(Extracted data entries)
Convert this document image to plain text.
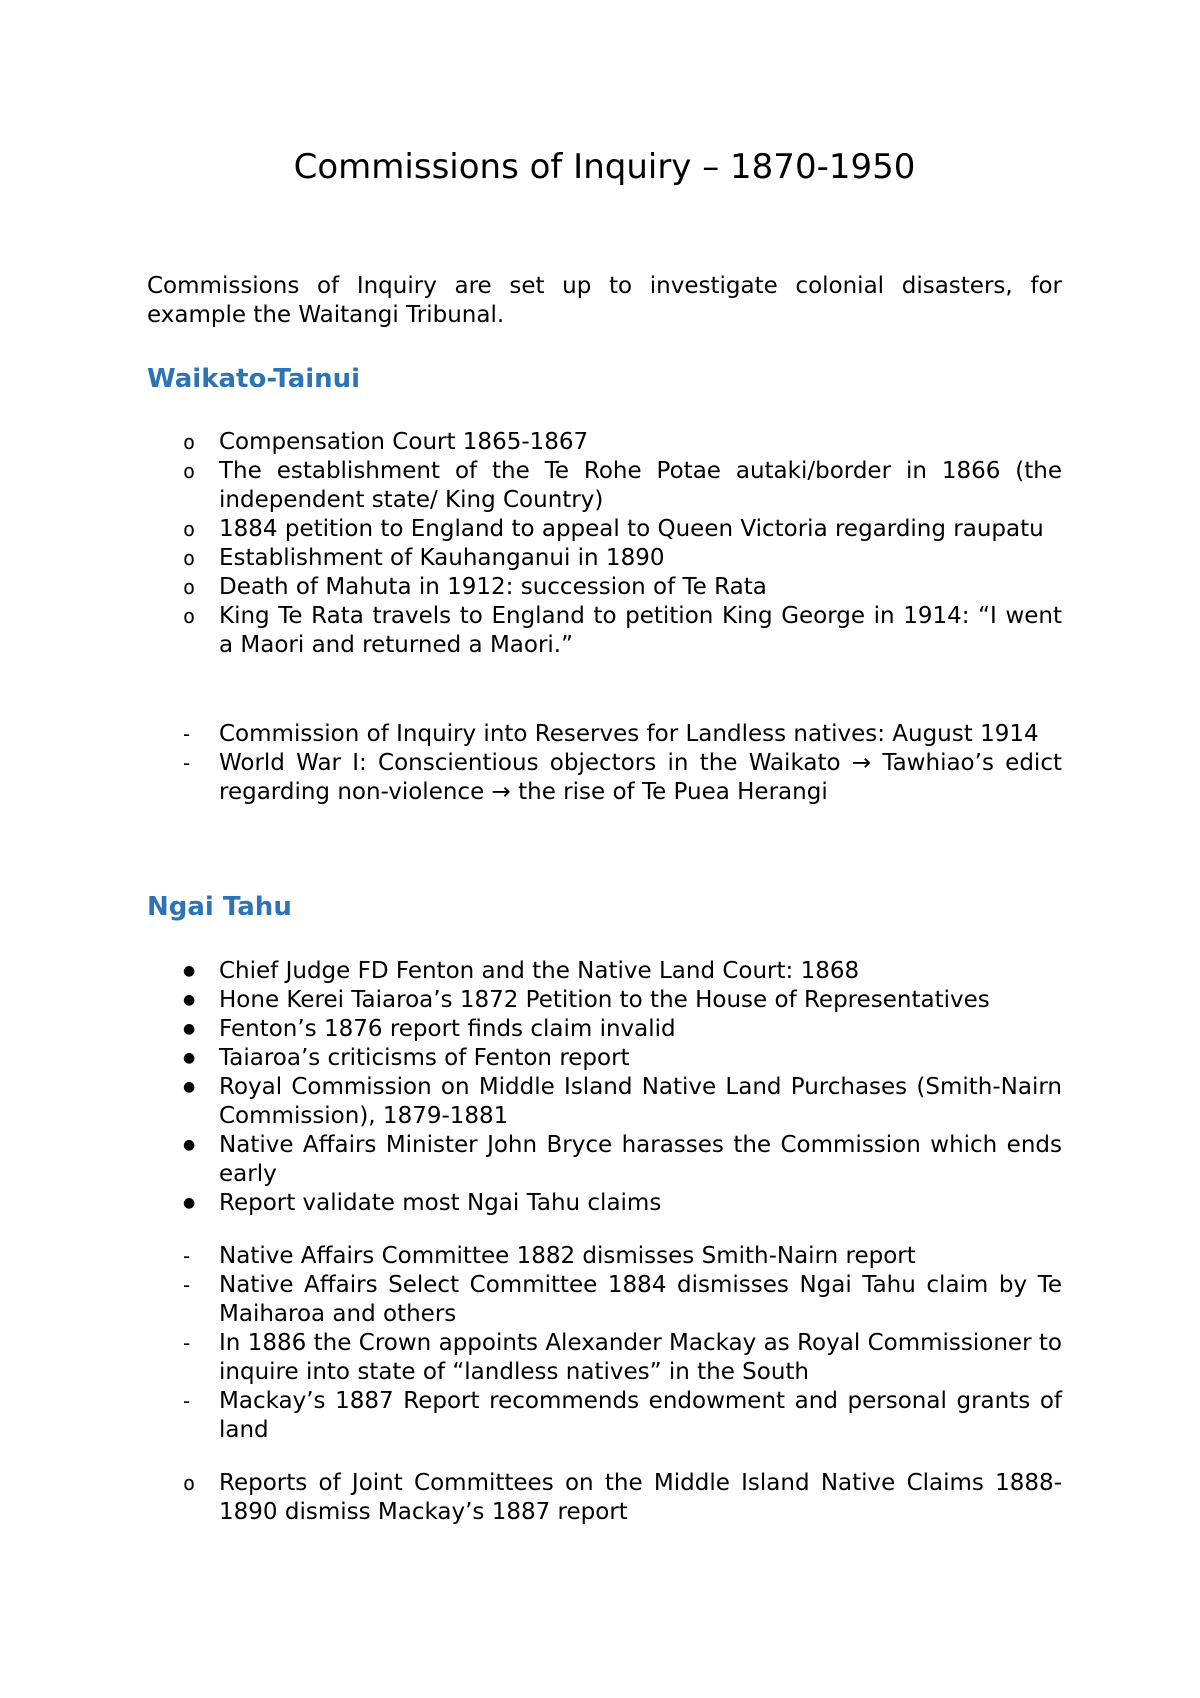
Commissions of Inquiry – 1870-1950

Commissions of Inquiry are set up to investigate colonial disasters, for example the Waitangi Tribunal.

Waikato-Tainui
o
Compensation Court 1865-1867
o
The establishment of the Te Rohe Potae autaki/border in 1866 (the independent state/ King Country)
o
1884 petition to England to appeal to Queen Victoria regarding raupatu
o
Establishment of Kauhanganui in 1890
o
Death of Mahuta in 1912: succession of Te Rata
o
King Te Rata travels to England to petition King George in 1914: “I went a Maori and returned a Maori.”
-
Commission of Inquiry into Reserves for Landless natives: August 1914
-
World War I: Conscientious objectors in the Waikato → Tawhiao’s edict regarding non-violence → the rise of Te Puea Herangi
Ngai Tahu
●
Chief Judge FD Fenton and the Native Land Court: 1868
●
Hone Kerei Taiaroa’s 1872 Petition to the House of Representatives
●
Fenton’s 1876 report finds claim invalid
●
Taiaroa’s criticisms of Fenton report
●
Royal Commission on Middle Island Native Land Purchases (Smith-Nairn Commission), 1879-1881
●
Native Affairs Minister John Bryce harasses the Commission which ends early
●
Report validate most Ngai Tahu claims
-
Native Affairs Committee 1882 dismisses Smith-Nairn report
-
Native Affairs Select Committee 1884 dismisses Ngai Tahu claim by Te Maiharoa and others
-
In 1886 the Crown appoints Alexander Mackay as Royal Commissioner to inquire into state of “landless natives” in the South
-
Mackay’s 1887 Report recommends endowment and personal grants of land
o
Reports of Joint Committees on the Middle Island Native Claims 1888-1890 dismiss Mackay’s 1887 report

• [What you have to do]: Leave the pictures out and reproduce all of the records exactly.

• [Expected output]:
Convert this document image to plain text.
Commissions of Inquiry – 1870-1950

Commissions of Inquiry are set up to investigate colonial disasters, for example the Waitangi Tribunal.

Waikato-Tainui
o
Compensation Court 1865-1867
o
The establishment of the Te Rohe Potae autaki/border in 1866 (the independent state/ King Country)
o
1884 petition to England to appeal to Queen Victoria regarding raupatu
o
Establishment of Kauhanganui in 1890
o
Death of Mahuta in 1912: succession of Te Rata
o
King Te Rata travels to England to petition King George in 1914: “I went a Maori and returned a Maori.”
-
Commission of Inquiry into Reserves for Landless natives: August 1914
-
World War I: Conscientious objectors in the Waikato → Tawhiao’s edict regarding non-violence → the rise of Te Puea Herangi
Ngai Tahu
●
Chief Judge FD Fenton and the Native Land Court: 1868
●
Hone Kerei Taiaroa’s 1872 Petition to the House of Representatives
●
Fenton’s 1876 report finds claim invalid
●
Taiaroa’s criticisms of Fenton report
●
Royal Commission on Middle Island Native Land Purchases (Smith-Nairn Commission), 1879-1881
●
Native Affairs Minister John Bryce harasses the Commission which ends early
●
Report validate most Ngai Tahu claims
-
Native Affairs Committee 1882 dismisses Smith-Nairn report
-
Native Affairs Select Committee 1884 dismisses Ngai Tahu claim by Te Maiharoa and others
-
In 1886 the Crown appoints Alexander Mackay as Royal Commissioner to inquire into state of “landless natives” in the South
-
Mackay’s 1887 Report recommends endowment and personal grants of land
o
Reports of Joint Committees on the Middle Island Native Claims 1888-1890 dismiss Mackay’s 1887 report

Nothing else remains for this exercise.